Stored items:
============
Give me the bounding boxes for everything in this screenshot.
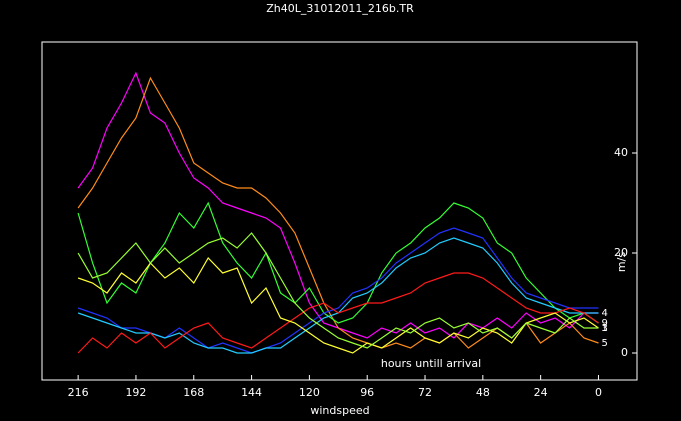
- x-tick-label: 120: [299, 386, 320, 399]
- x-tick-label: 168: [183, 386, 204, 399]
- x-tick-label: 192: [125, 386, 146, 399]
- series-line: [77, 232, 599, 349]
- series-label: 3: [601, 323, 607, 334]
- x-tick-label: 48: [476, 386, 490, 399]
- x-tick-label: 216: [68, 386, 89, 399]
- series-label: 9: [601, 318, 607, 329]
- series-label: 4: [601, 308, 607, 319]
- x-tick-label: 0: [595, 386, 602, 399]
- y-tick-label: 0: [621, 346, 628, 359]
- series-line: [77, 272, 599, 354]
- chart-title: Zh40L_31012011_216b.TR: [266, 2, 414, 15]
- y-tick-label: 20: [614, 246, 628, 259]
- series-line: [77, 227, 599, 354]
- series-line: [77, 201, 599, 324]
- series-line: [77, 71, 599, 339]
- plot-frame: [41, 41, 638, 381]
- x-tick-label: 96: [360, 386, 374, 399]
- x-axis-label: windspeed: [310, 404, 369, 417]
- series-label: 5: [601, 338, 607, 349]
- series-line: [77, 257, 599, 354]
- series-label: 1: [601, 323, 607, 334]
- x-tick-label: 24: [534, 386, 548, 399]
- y-axis-label: m/s: [615, 252, 628, 272]
- x-tick-label: 72: [418, 386, 432, 399]
- annotation: hours untill arrival: [381, 357, 481, 370]
- x-tick-label: 144: [241, 386, 262, 399]
- y-tick-label: 40: [614, 146, 628, 159]
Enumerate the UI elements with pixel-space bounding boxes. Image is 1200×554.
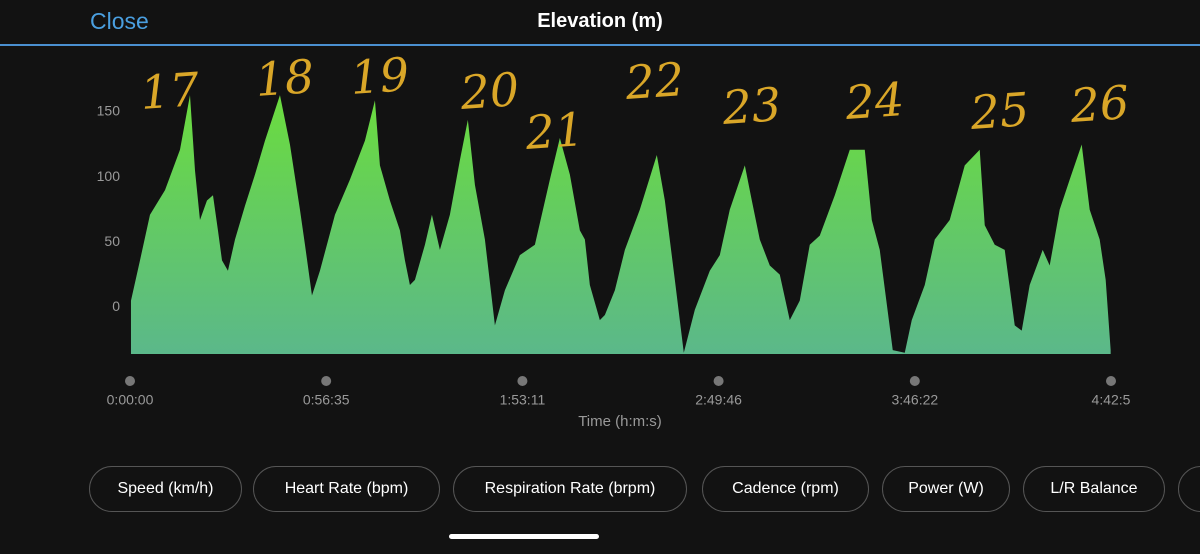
chart: Time (h:m:s) 0 50 100 150 0:00:00 0:56:35 1:53… (97, 47, 1131, 430)
x-tick-label: 4:42:5 (1092, 392, 1131, 408)
metric-button[interactable]: Cadence (rpm) (702, 466, 869, 512)
metric-button[interactable]: Speed (km/h) (89, 466, 242, 512)
chart-title: Elevation (m) (537, 10, 663, 32)
x-tick-mark (1106, 376, 1116, 386)
metric-button[interactable]: Heart Rate (bpm) (253, 466, 440, 512)
y-tick-label: 50 (104, 233, 120, 249)
button-partial[interactable] (1178, 466, 1200, 512)
header-rule (0, 44, 1200, 46)
handwritten-annotation: 24 (843, 72, 906, 130)
handwritten-annotation: 23 (720, 77, 783, 135)
handwritten-annotation: 26 (1068, 75, 1131, 133)
metric-button[interactable]: Power (W) (882, 466, 1010, 512)
x-tick-mark (321, 376, 332, 386)
x-tick-label: 1:53:11 (500, 392, 546, 408)
y-tick-label: 150 (97, 103, 121, 119)
x-tick-label: 3:46:22 (891, 392, 938, 408)
home-indicator (449, 534, 599, 539)
close-button[interactable]: Close (90, 8, 149, 34)
metric-button[interactable]: L/R Balance (1023, 466, 1165, 512)
x-tick-mark (125, 376, 135, 386)
x-tick-label: 2:49:46 (695, 392, 742, 408)
elevation-area (130, 95, 1111, 354)
handwritten-annotation: 25 (968, 82, 1031, 140)
handwritten-annotation: 18 (254, 49, 316, 107)
handwritten-annotation: 17 (139, 62, 202, 120)
x-tick-mark (713, 376, 724, 386)
x-tick-mark (909, 376, 920, 386)
y-tick-label: 100 (97, 168, 121, 184)
metric-button[interactable]: Respiration Rate (brpm) (453, 466, 687, 512)
handwritten-annotation: 21 (523, 102, 586, 160)
handwritten-annotation: 19 (349, 47, 411, 105)
handwritten-annotation: 20 (458, 62, 521, 120)
x-tick-label: 0:56:35 (303, 392, 350, 408)
x-axis-title: Time (h:m:s) (578, 413, 662, 430)
x-tick-label: 0:00:00 (107, 392, 154, 408)
y-tick-label: 0 (112, 298, 120, 314)
x-tick-mark (517, 376, 528, 386)
handwritten-annotation: 22 (623, 52, 686, 110)
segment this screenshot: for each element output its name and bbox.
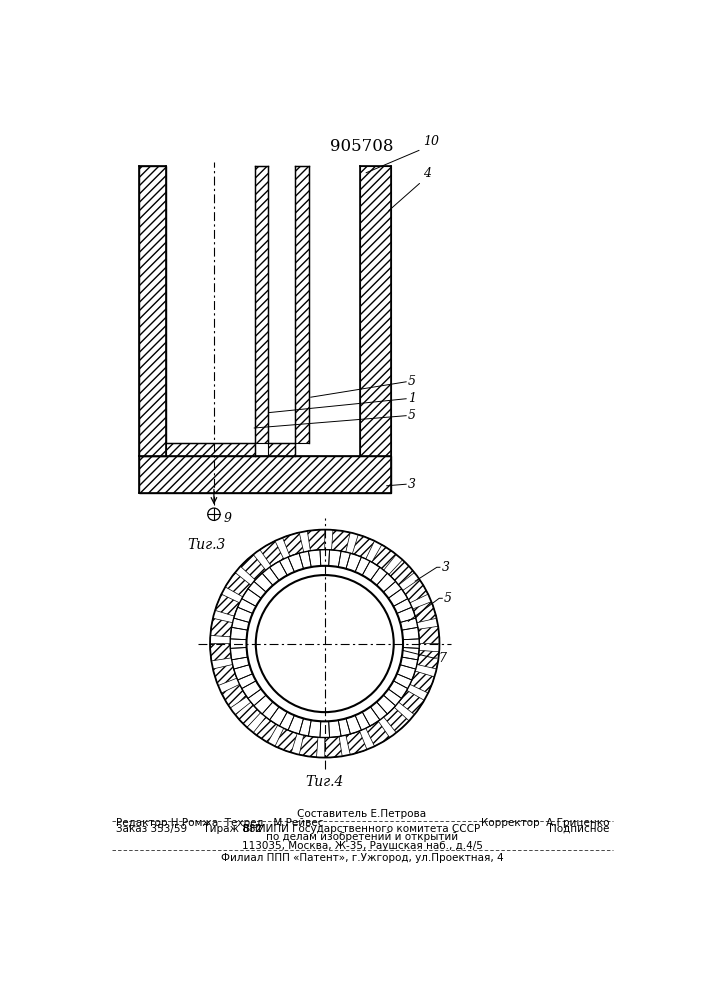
Polygon shape <box>234 665 252 680</box>
Text: 7: 7 <box>438 652 446 665</box>
Bar <box>139 456 391 493</box>
Polygon shape <box>346 715 361 734</box>
Polygon shape <box>388 589 408 606</box>
Text: Филиал ППП «Патент», г.Ужгород, ул.Проектная, 4: Филиал ППП «Патент», г.Ужгород, ул.Проек… <box>221 853 503 863</box>
Polygon shape <box>413 602 437 623</box>
Polygon shape <box>230 648 247 660</box>
Bar <box>360 166 391 456</box>
Polygon shape <box>269 561 287 580</box>
Polygon shape <box>389 560 414 585</box>
Text: 113035, Москва, Ж-35, Раушская наб., д.4/5: 113035, Москва, Ж-35, Раушская наб., д.4… <box>242 841 482 851</box>
Polygon shape <box>254 573 273 592</box>
Polygon shape <box>410 671 435 693</box>
Polygon shape <box>254 695 273 714</box>
Bar <box>166 443 255 456</box>
Text: Заказ 353/59     Тираж 882: Заказ 353/59 Тираж 882 <box>115 824 262 834</box>
Polygon shape <box>275 728 297 753</box>
Text: Τиг.4: Τиг.4 <box>305 774 344 788</box>
Polygon shape <box>308 550 321 567</box>
Bar <box>309 166 360 456</box>
Bar <box>139 166 166 456</box>
Text: 1: 1 <box>408 392 416 405</box>
Text: 10: 10 <box>423 135 439 148</box>
Polygon shape <box>402 627 419 640</box>
Text: Корректор  А.Гриценко: Корректор А.Гриценко <box>481 818 609 828</box>
Text: ВНИИПИ Государственного комитета СССР: ВНИИПИ Государственного комитета СССР <box>243 824 481 834</box>
Polygon shape <box>221 684 247 708</box>
Polygon shape <box>362 707 380 726</box>
Bar <box>268 166 296 443</box>
Text: Τиг.3: Τиг.3 <box>187 538 226 552</box>
Polygon shape <box>419 626 440 644</box>
Polygon shape <box>235 702 261 727</box>
Polygon shape <box>210 644 231 661</box>
Polygon shape <box>397 665 416 680</box>
Polygon shape <box>213 665 237 686</box>
Polygon shape <box>346 553 361 572</box>
Polygon shape <box>366 721 390 746</box>
Text: 3: 3 <box>441 561 450 574</box>
Polygon shape <box>288 553 303 572</box>
Polygon shape <box>215 594 240 616</box>
Polygon shape <box>234 607 252 622</box>
Polygon shape <box>325 736 342 758</box>
Polygon shape <box>403 579 428 603</box>
Polygon shape <box>253 717 278 742</box>
Bar <box>309 166 360 456</box>
Circle shape <box>257 576 393 711</box>
Text: 5: 5 <box>408 409 416 422</box>
Polygon shape <box>362 561 380 580</box>
Polygon shape <box>388 681 408 698</box>
Polygon shape <box>240 555 266 580</box>
Polygon shape <box>288 715 303 734</box>
Polygon shape <box>299 735 318 757</box>
Text: 905708: 905708 <box>330 138 394 155</box>
Text: Редактор Н.Ромжа  Техред   М.Рейвес: Редактор Н.Ромжа Техред М.Рейвес <box>115 818 323 828</box>
Polygon shape <box>308 720 321 737</box>
Polygon shape <box>346 731 367 755</box>
Polygon shape <box>242 589 261 606</box>
Circle shape <box>209 528 441 759</box>
Polygon shape <box>230 627 247 640</box>
Polygon shape <box>397 607 416 622</box>
Polygon shape <box>332 530 350 552</box>
Text: по делам изобретений и открытий: по делам изобретений и открытий <box>266 832 458 842</box>
Polygon shape <box>308 530 325 551</box>
Bar <box>296 166 309 443</box>
Bar <box>255 166 268 443</box>
Polygon shape <box>329 550 341 567</box>
Polygon shape <box>402 648 419 660</box>
Text: 5: 5 <box>408 375 416 388</box>
Polygon shape <box>352 535 375 559</box>
Polygon shape <box>377 695 396 714</box>
Polygon shape <box>399 690 424 715</box>
Polygon shape <box>377 573 396 592</box>
Polygon shape <box>226 573 251 597</box>
Text: 3: 3 <box>408 478 416 491</box>
Polygon shape <box>260 541 284 566</box>
Text: 5: 5 <box>444 592 452 605</box>
Bar <box>166 166 255 443</box>
Bar <box>268 443 296 456</box>
Polygon shape <box>283 532 304 556</box>
Polygon shape <box>211 618 233 637</box>
Polygon shape <box>242 681 261 698</box>
Polygon shape <box>269 707 287 726</box>
Polygon shape <box>329 720 341 737</box>
Polygon shape <box>372 545 396 570</box>
Text: 9: 9 <box>223 512 231 525</box>
Text: Подписное: Подписное <box>549 824 609 834</box>
Text: 4: 4 <box>423 167 431 180</box>
Polygon shape <box>384 707 409 733</box>
Polygon shape <box>417 650 439 669</box>
Text: Составитель Е.Петрова: Составитель Е.Петрова <box>298 809 426 819</box>
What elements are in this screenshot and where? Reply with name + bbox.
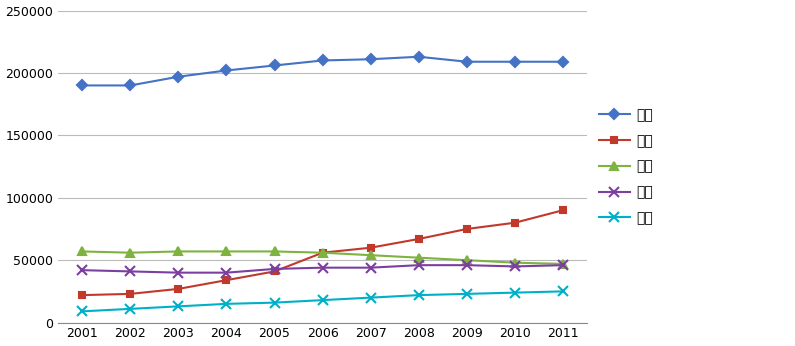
중국	[366, 246, 375, 250]
Line: 미국: 미국	[79, 53, 566, 89]
일본	[173, 249, 183, 254]
한국	[173, 304, 183, 308]
Legend: 미국, 중국, 일본, 독일, 한국: 미국, 중국, 일본, 독일, 한국	[599, 108, 653, 225]
독일	[462, 263, 471, 267]
Line: 한국: 한국	[77, 286, 568, 316]
중국	[173, 287, 183, 291]
독일	[270, 267, 279, 271]
독일	[510, 264, 520, 268]
일본	[366, 253, 375, 257]
중국	[78, 293, 87, 297]
일본	[126, 251, 135, 255]
미국	[222, 69, 231, 73]
일본	[270, 249, 279, 254]
미국	[173, 75, 183, 79]
미국	[510, 60, 520, 64]
중국	[558, 208, 568, 212]
한국	[558, 289, 568, 293]
중국	[414, 237, 424, 241]
한국	[222, 302, 231, 306]
미국	[270, 63, 279, 67]
일본	[462, 258, 471, 262]
한국	[318, 298, 328, 302]
중국	[462, 227, 471, 231]
한국	[510, 291, 520, 295]
미국	[414, 55, 424, 59]
미국	[126, 83, 135, 88]
한국	[462, 292, 471, 296]
한국	[414, 293, 424, 297]
독일	[414, 263, 424, 267]
미국	[462, 60, 471, 64]
독일	[78, 268, 87, 272]
일본	[222, 249, 231, 254]
독일	[222, 271, 231, 275]
미국	[558, 60, 568, 64]
일본	[78, 249, 87, 254]
중국	[318, 251, 328, 255]
일본	[318, 251, 328, 255]
한국	[366, 295, 375, 300]
독일	[366, 266, 375, 270]
독일	[173, 271, 183, 275]
한국	[126, 307, 135, 311]
독일	[558, 263, 568, 267]
독일	[318, 266, 328, 270]
미국	[366, 57, 375, 61]
한국	[78, 309, 87, 313]
중국	[126, 292, 135, 296]
Line: 독일: 독일	[77, 260, 568, 277]
일본	[510, 261, 520, 265]
일본	[414, 256, 424, 260]
미국	[78, 83, 87, 88]
일본	[558, 262, 568, 266]
독일	[126, 269, 135, 273]
중국	[270, 269, 279, 273]
한국	[270, 301, 279, 305]
Line: 일본: 일본	[78, 247, 567, 268]
미국	[318, 58, 328, 63]
Line: 중국: 중국	[79, 207, 566, 299]
중국	[222, 278, 231, 282]
중국	[510, 221, 520, 225]
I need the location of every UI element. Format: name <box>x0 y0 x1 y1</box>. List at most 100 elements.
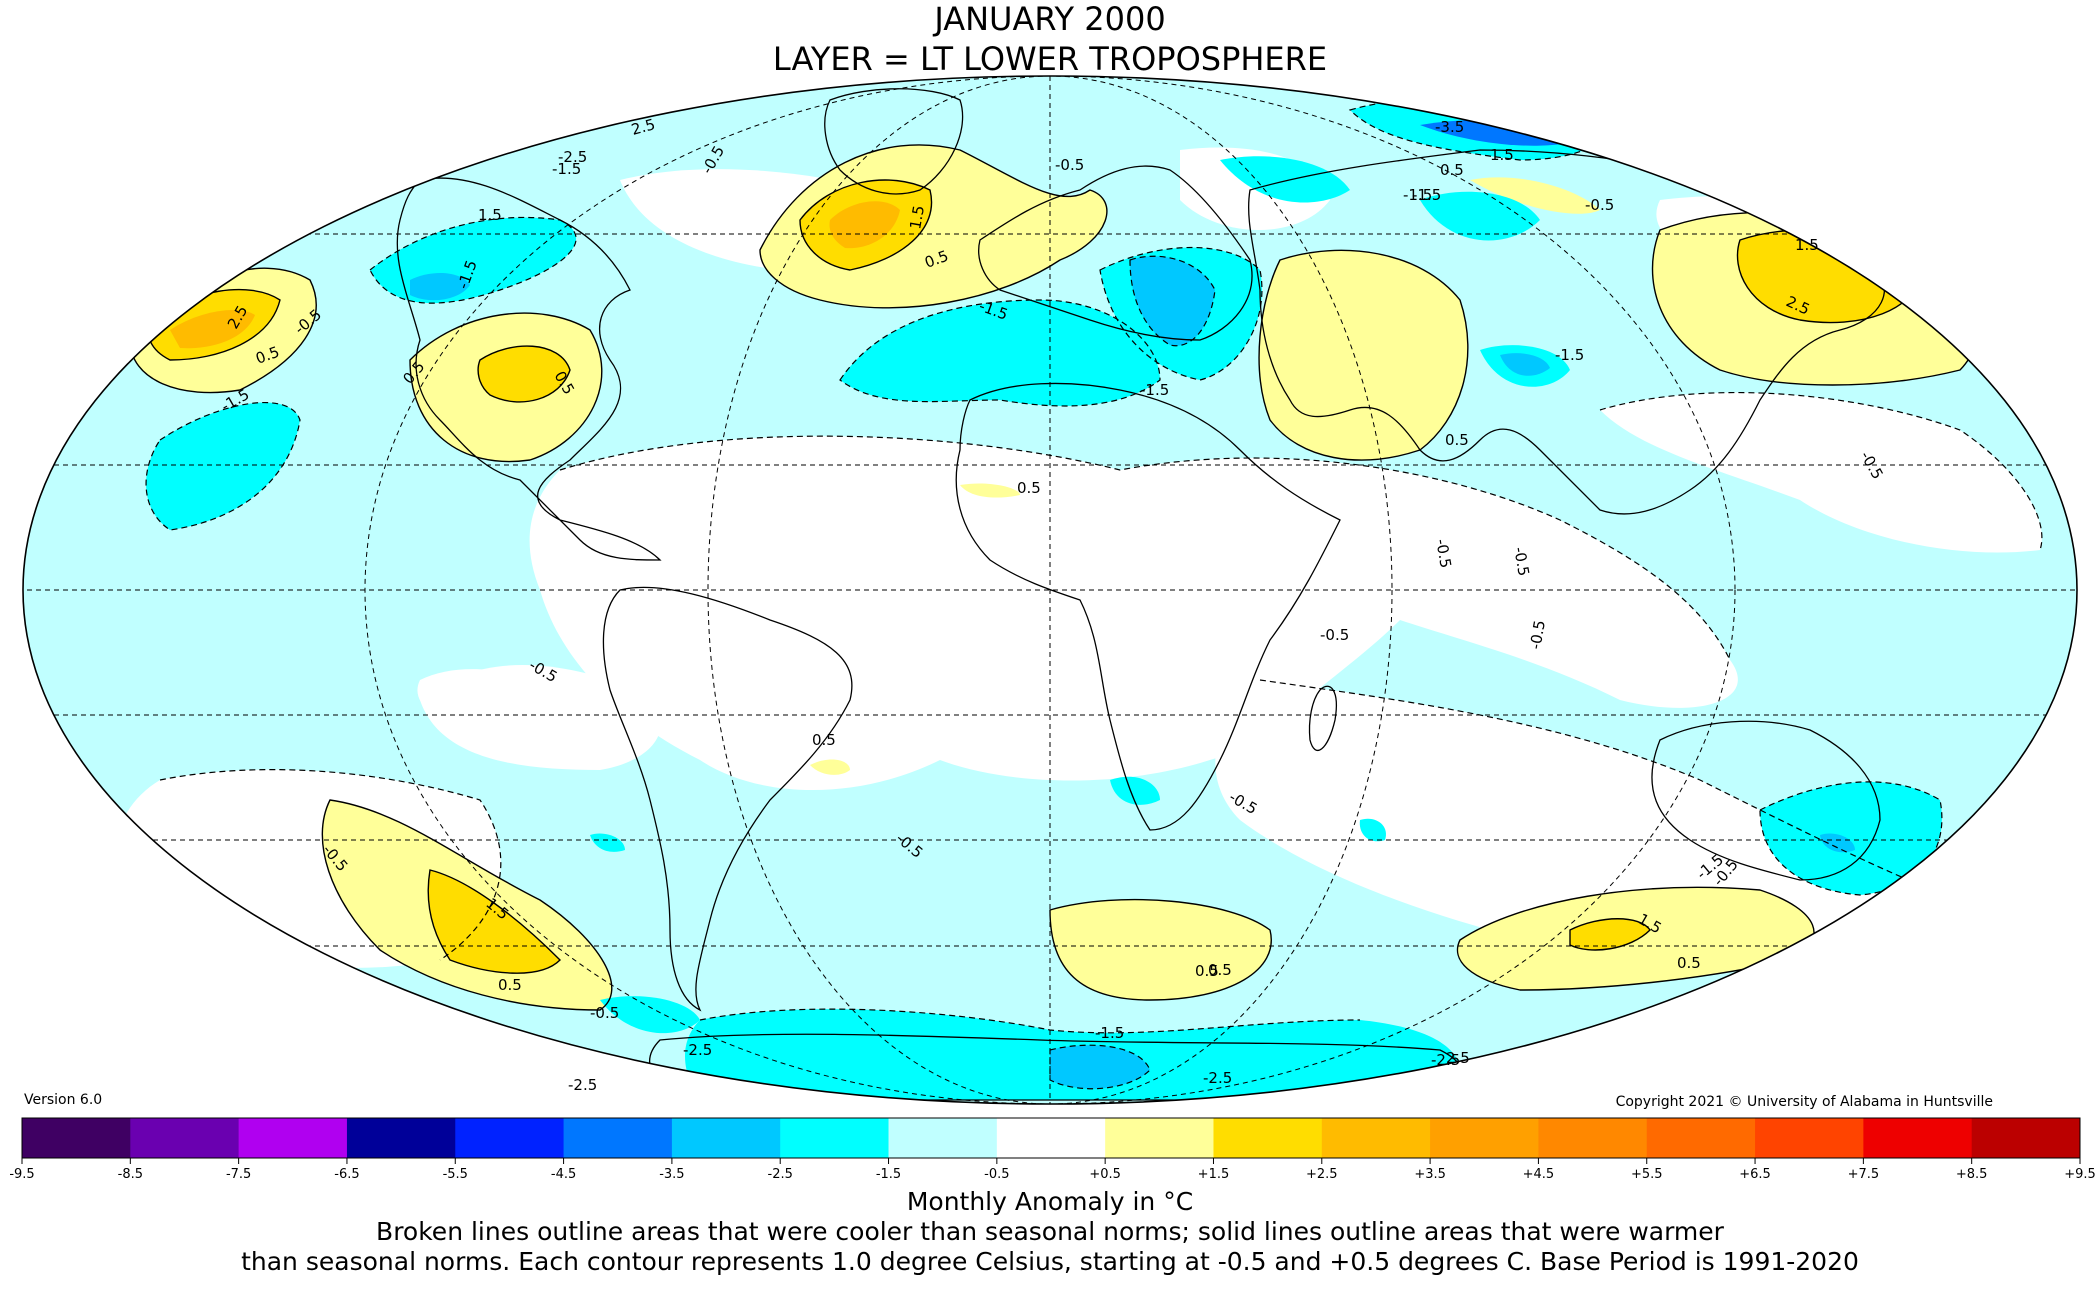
============
* _WHAT IS BEING ASKED_
Print the lines of the stored items exactly as they appear, starting with the line that contains "chart: Time (h:m:s)" and going on through the line that contains "x-tick-label: 2:49:46 (695, 392, 742, 408)".

* _FINAL RESULT_
chart: Time (h:m:s) 0 50 100 150 0:00:00 0:56:35 1:53… (97, 47, 1131, 430)
x-tick-label: 4:42:5 (1092, 392, 1131, 408)
metric-button[interactable]: Cadence (rpm) (702, 466, 869, 512)
metric-button[interactable]: Speed (km/h) (89, 466, 242, 512)
chart-title: Elevation (m) (537, 10, 663, 32)
x-tick-mark (1106, 376, 1116, 386)
metric-button[interactable]: Heart Rate (bpm) (253, 466, 440, 512)
y-tick-label: 50 (104, 233, 120, 249)
button-partial[interactable] (1178, 466, 1200, 512)
header-rule (0, 44, 1200, 46)
handwritten-annotation: 24 (843, 72, 906, 130)
handwritten-annotation: 23 (720, 77, 783, 135)
handwritten-annotation: 26 (1068, 75, 1131, 133)
metric-button[interactable]: Power (W) (882, 466, 1010, 512)
x-tick-mark (321, 376, 332, 386)
x-tick-label: 1:53:11 (500, 392, 546, 408)
y-tick-label: 150 (97, 103, 121, 119)
x-tick-label: 3:46:22 (891, 392, 938, 408)
home-indicator (449, 534, 599, 539)
close-button[interactable]: Close (90, 8, 149, 34)
metric-button[interactable]: L/R Balance (1023, 466, 1165, 512)
x-tick-mark (125, 376, 135, 386)
x-tick-label: 2:49:46 (695, 392, 742, 408)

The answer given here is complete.